What you will do
Exactly as given, repeat all of the entries.

Task input
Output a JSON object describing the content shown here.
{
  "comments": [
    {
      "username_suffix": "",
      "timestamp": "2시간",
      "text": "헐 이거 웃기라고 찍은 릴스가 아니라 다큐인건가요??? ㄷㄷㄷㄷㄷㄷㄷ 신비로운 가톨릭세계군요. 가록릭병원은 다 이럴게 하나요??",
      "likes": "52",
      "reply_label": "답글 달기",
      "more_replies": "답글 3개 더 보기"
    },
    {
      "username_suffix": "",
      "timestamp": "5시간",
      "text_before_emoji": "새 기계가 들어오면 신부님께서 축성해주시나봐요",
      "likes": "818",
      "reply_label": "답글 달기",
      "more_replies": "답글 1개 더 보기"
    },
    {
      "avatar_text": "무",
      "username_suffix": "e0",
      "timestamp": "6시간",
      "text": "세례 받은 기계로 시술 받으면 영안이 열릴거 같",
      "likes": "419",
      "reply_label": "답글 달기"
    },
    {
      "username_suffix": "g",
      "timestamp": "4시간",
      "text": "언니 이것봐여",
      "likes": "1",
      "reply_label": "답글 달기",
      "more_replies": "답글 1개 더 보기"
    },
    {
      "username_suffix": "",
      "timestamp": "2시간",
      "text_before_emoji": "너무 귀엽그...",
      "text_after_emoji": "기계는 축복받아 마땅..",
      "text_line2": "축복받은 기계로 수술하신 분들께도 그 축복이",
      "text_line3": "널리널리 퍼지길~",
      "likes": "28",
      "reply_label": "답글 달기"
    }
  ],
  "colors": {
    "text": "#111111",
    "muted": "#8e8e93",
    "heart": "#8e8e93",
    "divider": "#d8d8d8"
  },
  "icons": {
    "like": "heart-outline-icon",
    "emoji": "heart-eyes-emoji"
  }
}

Output of the task
Output a JSON object describing the content shown here.
{
  "comments": [
    {
      "username_suffix": "",
      "timestamp": "2시간",
      "text": "헐 이거 웃기라고 찍은 릴스가 아니라 다큐인건가요??? ㄷㄷㄷㄷㄷㄷㄷ 신비로운 가톨릭세계군요. 가록릭병원은 다 이럴게 하나요??",
      "likes": "52",
      "reply_label": "답글 달기",
      "more_replies": "답글 3개 더 보기"
    },
    {
      "username_suffix": "",
      "timestamp": "5시간",
      "text_before_emoji": "새 기계가 들어오면 신부님께서 축성해주시나봐요",
      "likes": "818",
      "reply_label": "답글 달기",
      "more_replies": "답글 1개 더 보기"
    },
    {
      "avatar_text": "무",
      "username_suffix": "e0",
      "timestamp": "6시간",
      "text": "세례 받은 기계로 시술 받으면 영안이 열릴거 같",
      "likes": "419",
      "reply_label": "답글 달기"
    },
    {
      "username_suffix": "g",
      "timestamp": "4시간",
      "text": "언니 이것봐여",
      "likes": "1",
      "reply_label": "답글 달기",
      "more_replies": "답글 1개 더 보기"
    },
    {
      "username_suffix": "",
      "timestamp": "2시간",
      "text_before_emoji": "너무 귀엽그...",
      "text_after_emoji": "기계는 축복받아 마땅..",
      "text_line2": "축복받은 기계로 수술하신 분들께도 그 축복이",
      "text_line3": "널리널리 퍼지길~",
      "likes": "28",
      "reply_label": "답글 달기"
    }
  ],
  "colors": {
    "text": "#111111",
    "muted": "#8e8e93",
    "heart": "#8e8e93",
    "divider": "#d8d8d8"
  },
  "icons": {
    "like": "heart-outline-icon",
    "emoji": "heart-eyes-emoji"
  }
}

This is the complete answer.